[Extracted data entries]
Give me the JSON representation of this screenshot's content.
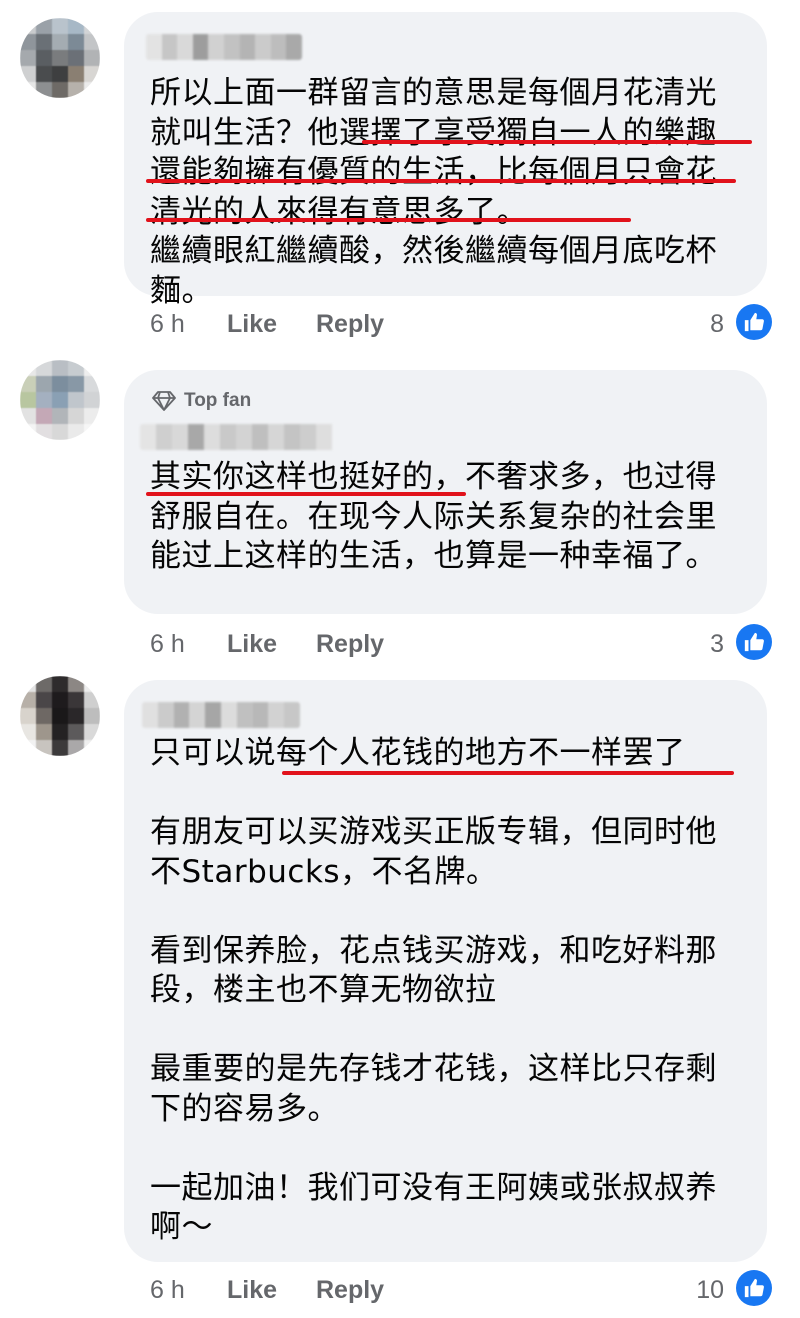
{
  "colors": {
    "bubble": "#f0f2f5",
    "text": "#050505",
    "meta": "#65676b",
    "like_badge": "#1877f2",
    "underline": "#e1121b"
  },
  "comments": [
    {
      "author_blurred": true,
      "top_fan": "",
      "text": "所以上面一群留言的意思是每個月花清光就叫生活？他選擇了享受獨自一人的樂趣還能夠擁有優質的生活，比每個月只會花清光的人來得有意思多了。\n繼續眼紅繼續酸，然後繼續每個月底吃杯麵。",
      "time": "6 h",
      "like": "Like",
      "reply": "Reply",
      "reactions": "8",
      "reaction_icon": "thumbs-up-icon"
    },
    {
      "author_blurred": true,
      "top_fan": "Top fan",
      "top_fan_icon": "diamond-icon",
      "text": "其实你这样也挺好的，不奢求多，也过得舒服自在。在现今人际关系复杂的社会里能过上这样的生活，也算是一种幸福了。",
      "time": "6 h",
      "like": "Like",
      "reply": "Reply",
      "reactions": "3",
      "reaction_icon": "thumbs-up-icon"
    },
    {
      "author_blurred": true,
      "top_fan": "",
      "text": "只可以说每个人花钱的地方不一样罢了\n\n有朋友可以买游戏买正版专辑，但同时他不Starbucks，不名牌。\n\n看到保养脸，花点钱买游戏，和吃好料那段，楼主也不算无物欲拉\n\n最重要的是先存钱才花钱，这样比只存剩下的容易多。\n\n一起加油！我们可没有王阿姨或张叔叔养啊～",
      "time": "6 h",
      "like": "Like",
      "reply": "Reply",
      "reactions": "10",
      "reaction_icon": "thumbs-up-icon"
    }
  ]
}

§ **GIVEN TASK**: Every line should be retyped exactly, with the pictures omitted.

§ **TASK RESPONSE**:
Give me the JSON representation of this screenshot's content.
{
  "colors": {
    "bubble": "#f0f2f5",
    "text": "#050505",
    "meta": "#65676b",
    "like_badge": "#1877f2",
    "underline": "#e1121b"
  },
  "comments": [
    {
      "author_blurred": true,
      "top_fan": "",
      "text": "所以上面一群留言的意思是每個月花清光就叫生活？他選擇了享受獨自一人的樂趣還能夠擁有優質的生活，比每個月只會花清光的人來得有意思多了。\n繼續眼紅繼續酸，然後繼續每個月底吃杯麵。",
      "time": "6 h",
      "like": "Like",
      "reply": "Reply",
      "reactions": "8",
      "reaction_icon": "thumbs-up-icon"
    },
    {
      "author_blurred": true,
      "top_fan": "Top fan",
      "top_fan_icon": "diamond-icon",
      "text": "其实你这样也挺好的，不奢求多，也过得舒服自在。在现今人际关系复杂的社会里能过上这样的生活，也算是一种幸福了。",
      "time": "6 h",
      "like": "Like",
      "reply": "Reply",
      "reactions": "3",
      "reaction_icon": "thumbs-up-icon"
    },
    {
      "author_blurred": true,
      "top_fan": "",
      "text": "只可以说每个人花钱的地方不一样罢了\n\n有朋友可以买游戏买正版专辑，但同时他不Starbucks，不名牌。\n\n看到保养脸，花点钱买游戏，和吃好料那段，楼主也不算无物欲拉\n\n最重要的是先存钱才花钱，这样比只存剩下的容易多。\n\n一起加油！我们可没有王阿姨或张叔叔养啊～",
      "time": "6 h",
      "like": "Like",
      "reply": "Reply",
      "reactions": "10",
      "reaction_icon": "thumbs-up-icon"
    }
  ]
}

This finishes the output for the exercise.